[Task brief] Show only lines that include "nValue".

(Data records)
# # # #

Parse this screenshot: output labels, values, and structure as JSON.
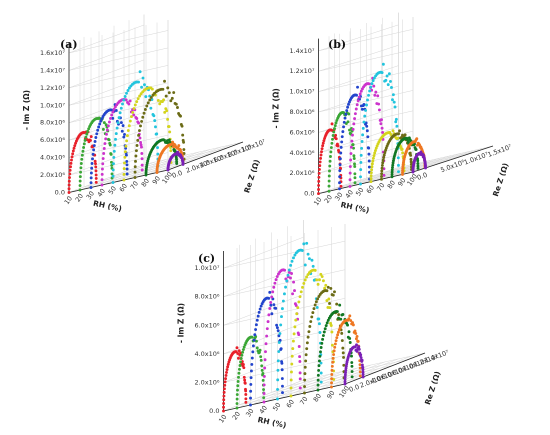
{
  "figure": {
    "panel_labels": [
      "(a)",
      "(b)",
      "(c)"
    ],
    "axis_titles": {
      "rh": "RH (%)",
      "imz": "- Im Z (Ω)",
      "rez": "Re Z (Ω)"
    }
  },
  "chart_data": [
    {
      "type": "scatter",
      "subtype": "3d-nyquist",
      "panel": "(a)",
      "rh_ticks": [
        "10",
        "20",
        "30",
        "40",
        "50",
        "60",
        "70",
        "80",
        "90",
        "100"
      ],
      "imz_ticks": [
        "0.0",
        "2.0x10⁶",
        "4.0x10⁶",
        "6.0x10⁶",
        "8.0x10⁶",
        "1.0x10⁷",
        "1.2x10⁷",
        "1.4x10⁷",
        "1.6x10⁷"
      ],
      "rez_ticks": [
        "0.0",
        "2.0x10⁶",
        "4.0x10⁶",
        "6.0x10⁶",
        "8.0x10⁶",
        "1.0x10⁷"
      ],
      "imz_lim": [
        0,
        17000000
      ],
      "rez_lim": [
        0,
        11000000
      ],
      "series": [
        {
          "rh": 10,
          "color": "#e8202a",
          "diameter": 4000000,
          "peak": 6200000
        },
        {
          "rh": 20,
          "color": "#3aa635",
          "diameter": 4700000,
          "peak": 7400000
        },
        {
          "rh": 30,
          "color": "#2244cc",
          "diameter": 5300000,
          "peak": 8000000
        },
        {
          "rh": 40,
          "color": "#cc33cc",
          "diameter": 5900000,
          "peak": 8800000
        },
        {
          "rh": 50,
          "color": "#22c4dd",
          "diameter": 6600000,
          "peak": 10400000
        },
        {
          "rh": 60,
          "color": "#d4d41e",
          "diameter": 6900000,
          "peak": 9400000
        },
        {
          "rh": 70,
          "color": "#6b6b16",
          "diameter": 7200000,
          "peak": 8900000
        },
        {
          "rh": 80,
          "color": "#117722",
          "diameter": 4500000,
          "peak": 3300000
        },
        {
          "rh": 90,
          "color": "#ee7722",
          "diameter": 3800000,
          "peak": 2600000
        },
        {
          "rh": 100,
          "color": "#7a1fb5",
          "diameter": 2200000,
          "peak": 1500000
        }
      ]
    },
    {
      "type": "scatter",
      "subtype": "3d-nyquist",
      "panel": "(b)",
      "rh_ticks": [
        "10",
        "20",
        "30",
        "40",
        "50",
        "60",
        "70",
        "80",
        "90",
        "100"
      ],
      "imz_ticks": [
        "0.0",
        "2.0x10⁶",
        "4.0x10⁶",
        "6.0x10⁶",
        "8.0x10⁶",
        "1.0x10⁷",
        "1.2x10⁷",
        "1.4x10⁷"
      ],
      "rez_ticks": [
        "0.0",
        "5.0x10⁶",
        "1.0x10⁷",
        "1.5x10⁷"
      ],
      "imz_lim": [
        0,
        15000000
      ],
      "rez_lim": [
        0,
        16000000
      ],
      "series": [
        {
          "rh": 10,
          "color": "#e8202a",
          "diameter": 4500000,
          "peak": 5800000
        },
        {
          "rh": 20,
          "color": "#3aa635",
          "diameter": 5200000,
          "peak": 7200000
        },
        {
          "rh": 30,
          "color": "#2244cc",
          "diameter": 6000000,
          "peak": 8600000
        },
        {
          "rh": 40,
          "color": "#cc33cc",
          "diameter": 6800000,
          "peak": 9400000
        },
        {
          "rh": 50,
          "color": "#22c4dd",
          "diameter": 7600000,
          "peak": 10200000
        },
        {
          "rh": 60,
          "color": "#d4d41e",
          "diameter": 6600000,
          "peak": 4200000
        },
        {
          "rh": 70,
          "color": "#6b6b16",
          "diameter": 6000000,
          "peak": 3900000
        },
        {
          "rh": 80,
          "color": "#117722",
          "diameter": 5200000,
          "peak": 3300000
        },
        {
          "rh": 90,
          "color": "#ee7722",
          "diameter": 4500000,
          "peak": 2800000
        },
        {
          "rh": 100,
          "color": "#7a1fb5",
          "diameter": 2500000,
          "peak": 1600000
        }
      ]
    },
    {
      "type": "scatter",
      "subtype": "3d-nyquist",
      "panel": "(c)",
      "rh_ticks": [
        "10",
        "20",
        "30",
        "40",
        "50",
        "60",
        "70",
        "80",
        "90",
        "100"
      ],
      "imz_ticks": [
        "0.0",
        "2.0x10⁶",
        "4.0x10⁶",
        "6.0x10⁶",
        "8.0x10⁶",
        "1.0x10⁷"
      ],
      "rez_ticks": [
        "0.0",
        "2.0x10⁶",
        "4.0x10⁶",
        "6.0x10⁶",
        "8.0x10⁶",
        "1.0x10⁷",
        "1.2x10⁷",
        "1.4x10⁷"
      ],
      "imz_lim": [
        0,
        10500000
      ],
      "rez_lim": [
        0,
        15000000
      ],
      "series": [
        {
          "rh": 10,
          "color": "#e8202a",
          "diameter": 4200000,
          "peak": 3600000
        },
        {
          "rh": 20,
          "color": "#3aa635",
          "diameter": 5000000,
          "peak": 4300000
        },
        {
          "rh": 30,
          "color": "#2244cc",
          "diameter": 6000000,
          "peak": 6600000
        },
        {
          "rh": 40,
          "color": "#cc33cc",
          "diameter": 6800000,
          "peak": 8200000
        },
        {
          "rh": 50,
          "color": "#22c4dd",
          "diameter": 8200000,
          "peak": 9200000
        },
        {
          "rh": 60,
          "color": "#d4d41e",
          "diameter": 8000000,
          "peak": 7700000
        },
        {
          "rh": 70,
          "color": "#6b6b16",
          "diameter": 7400000,
          "peak": 6200000
        },
        {
          "rh": 80,
          "color": "#117722",
          "diameter": 6400000,
          "peak": 4700000
        },
        {
          "rh": 90,
          "color": "#ee7722",
          "diameter": 5400000,
          "peak": 4000000
        },
        {
          "rh": 100,
          "color": "#7a1fb5",
          "diameter": 3400000,
          "peak": 2200000
        }
      ]
    }
  ]
}
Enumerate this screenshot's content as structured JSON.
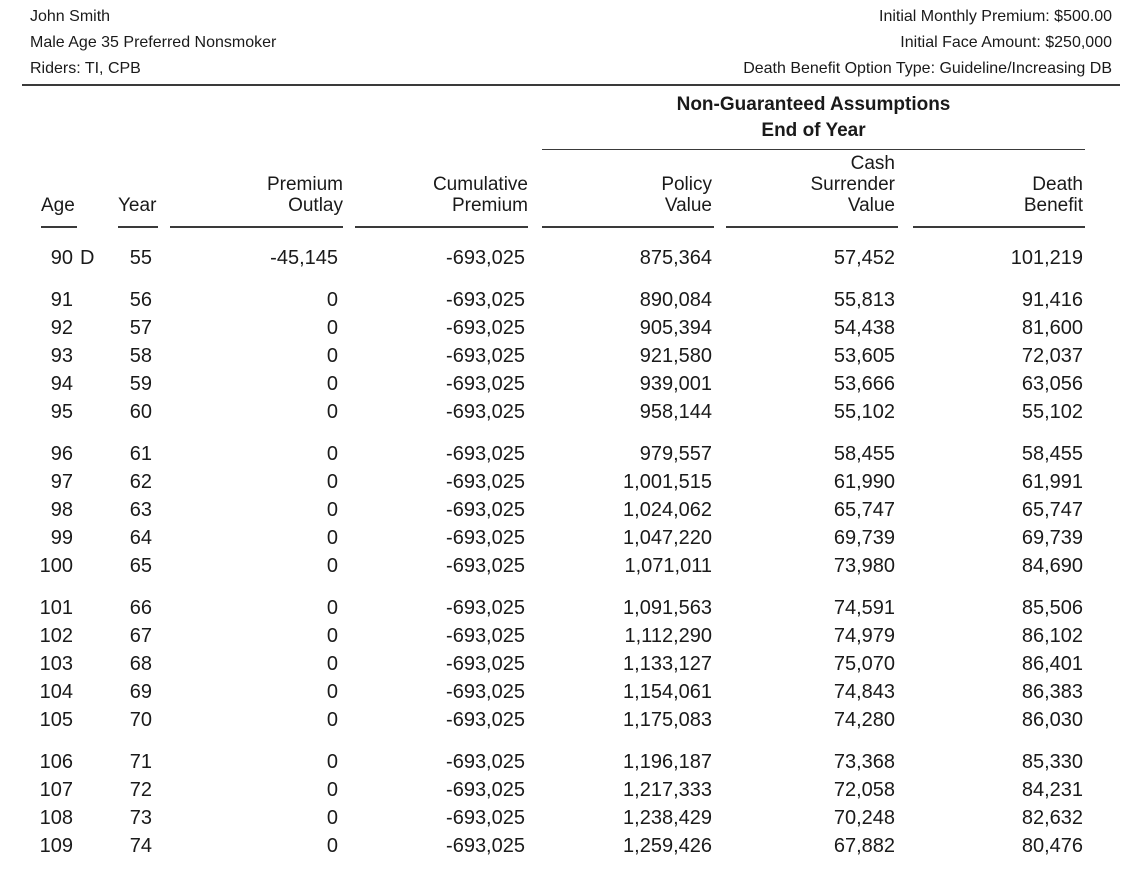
{
  "colors": {
    "text": "#1a1a1a",
    "rule": "#3a3a3a",
    "background": "#ffffff"
  },
  "policy_header": {
    "insured_name": "John Smith",
    "insured_profile": "Male Age 35 Preferred Nonsmoker",
    "riders": "Riders: TI, CPB",
    "initial_monthly_premium": "Initial Monthly Premium: $500.00",
    "initial_face_amount": "Initial Face Amount: $250,000",
    "death_benefit_option_type": "Death Benefit Option Type: Guideline/Increasing DB"
  },
  "table": {
    "span_header": {
      "title": "Non-Guaranteed Assumptions",
      "subtitle": "End of Year"
    },
    "columns": [
      {
        "key": "age",
        "label": "Age"
      },
      {
        "key": "year",
        "label": "Year"
      },
      {
        "key": "premium_outlay",
        "label": "Premium\nOutlay"
      },
      {
        "key": "cumulative_premium",
        "label": "Cumulative\nPremium"
      },
      {
        "key": "policy_value",
        "label": "Policy\nValue"
      },
      {
        "key": "cash_surrender_value",
        "label": "Cash\nSurrender\nValue"
      },
      {
        "key": "death_benefit",
        "label": "Death\nBenefit"
      }
    ],
    "row_groups": [
      {
        "rows": [
          {
            "age": "90",
            "flag": "D",
            "year": "55",
            "premium_outlay": "-45,145",
            "cumulative_premium": "-693,025",
            "policy_value": "875,364",
            "cash_surrender_value": "57,452",
            "death_benefit": "101,219"
          }
        ]
      },
      {
        "rows": [
          {
            "age": "91",
            "flag": "",
            "year": "56",
            "premium_outlay": "0",
            "cumulative_premium": "-693,025",
            "policy_value": "890,084",
            "cash_surrender_value": "55,813",
            "death_benefit": "91,416"
          },
          {
            "age": "92",
            "flag": "",
            "year": "57",
            "premium_outlay": "0",
            "cumulative_premium": "-693,025",
            "policy_value": "905,394",
            "cash_surrender_value": "54,438",
            "death_benefit": "81,600"
          },
          {
            "age": "93",
            "flag": "",
            "year": "58",
            "premium_outlay": "0",
            "cumulative_premium": "-693,025",
            "policy_value": "921,580",
            "cash_surrender_value": "53,605",
            "death_benefit": "72,037"
          },
          {
            "age": "94",
            "flag": "",
            "year": "59",
            "premium_outlay": "0",
            "cumulative_premium": "-693,025",
            "policy_value": "939,001",
            "cash_surrender_value": "53,666",
            "death_benefit": "63,056"
          },
          {
            "age": "95",
            "flag": "",
            "year": "60",
            "premium_outlay": "0",
            "cumulative_premium": "-693,025",
            "policy_value": "958,144",
            "cash_surrender_value": "55,102",
            "death_benefit": "55,102"
          }
        ]
      },
      {
        "rows": [
          {
            "age": "96",
            "flag": "",
            "year": "61",
            "premium_outlay": "0",
            "cumulative_premium": "-693,025",
            "policy_value": "979,557",
            "cash_surrender_value": "58,455",
            "death_benefit": "58,455"
          },
          {
            "age": "97",
            "flag": "",
            "year": "62",
            "premium_outlay": "0",
            "cumulative_premium": "-693,025",
            "policy_value": "1,001,515",
            "cash_surrender_value": "61,990",
            "death_benefit": "61,991"
          },
          {
            "age": "98",
            "flag": "",
            "year": "63",
            "premium_outlay": "0",
            "cumulative_premium": "-693,025",
            "policy_value": "1,024,062",
            "cash_surrender_value": "65,747",
            "death_benefit": "65,747"
          },
          {
            "age": "99",
            "flag": "",
            "year": "64",
            "premium_outlay": "0",
            "cumulative_premium": "-693,025",
            "policy_value": "1,047,220",
            "cash_surrender_value": "69,739",
            "death_benefit": "69,739"
          },
          {
            "age": "100",
            "flag": "",
            "year": "65",
            "premium_outlay": "0",
            "cumulative_premium": "-693,025",
            "policy_value": "1,071,011",
            "cash_surrender_value": "73,980",
            "death_benefit": "84,690"
          }
        ]
      },
      {
        "rows": [
          {
            "age": "101",
            "flag": "",
            "year": "66",
            "premium_outlay": "0",
            "cumulative_premium": "-693,025",
            "policy_value": "1,091,563",
            "cash_surrender_value": "74,591",
            "death_benefit": "85,506"
          },
          {
            "age": "102",
            "flag": "",
            "year": "67",
            "premium_outlay": "0",
            "cumulative_premium": "-693,025",
            "policy_value": "1,112,290",
            "cash_surrender_value": "74,979",
            "death_benefit": "86,102"
          },
          {
            "age": "103",
            "flag": "",
            "year": "68",
            "premium_outlay": "0",
            "cumulative_premium": "-693,025",
            "policy_value": "1,133,127",
            "cash_surrender_value": "75,070",
            "death_benefit": "86,401"
          },
          {
            "age": "104",
            "flag": "",
            "year": "69",
            "premium_outlay": "0",
            "cumulative_premium": "-693,025",
            "policy_value": "1,154,061",
            "cash_surrender_value": "74,843",
            "death_benefit": "86,383"
          },
          {
            "age": "105",
            "flag": "",
            "year": "70",
            "premium_outlay": "0",
            "cumulative_premium": "-693,025",
            "policy_value": "1,175,083",
            "cash_surrender_value": "74,280",
            "death_benefit": "86,030"
          }
        ]
      },
      {
        "rows": [
          {
            "age": "106",
            "flag": "",
            "year": "71",
            "premium_outlay": "0",
            "cumulative_premium": "-693,025",
            "policy_value": "1,196,187",
            "cash_surrender_value": "73,368",
            "death_benefit": "85,330"
          },
          {
            "age": "107",
            "flag": "",
            "year": "72",
            "premium_outlay": "0",
            "cumulative_premium": "-693,025",
            "policy_value": "1,217,333",
            "cash_surrender_value": "72,058",
            "death_benefit": "84,231"
          },
          {
            "age": "108",
            "flag": "",
            "year": "73",
            "premium_outlay": "0",
            "cumulative_premium": "-693,025",
            "policy_value": "1,238,429",
            "cash_surrender_value": "70,248",
            "death_benefit": "82,632"
          },
          {
            "age": "109",
            "flag": "",
            "year": "74",
            "premium_outlay": "0",
            "cumulative_premium": "-693,025",
            "policy_value": "1,259,426",
            "cash_surrender_value": "67,882",
            "death_benefit": "80,476"
          }
        ]
      }
    ]
  }
}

# # # #

[Expected output]
        "label": "Policy\nValue"
        "label": "Cash\nSurrender\nValue"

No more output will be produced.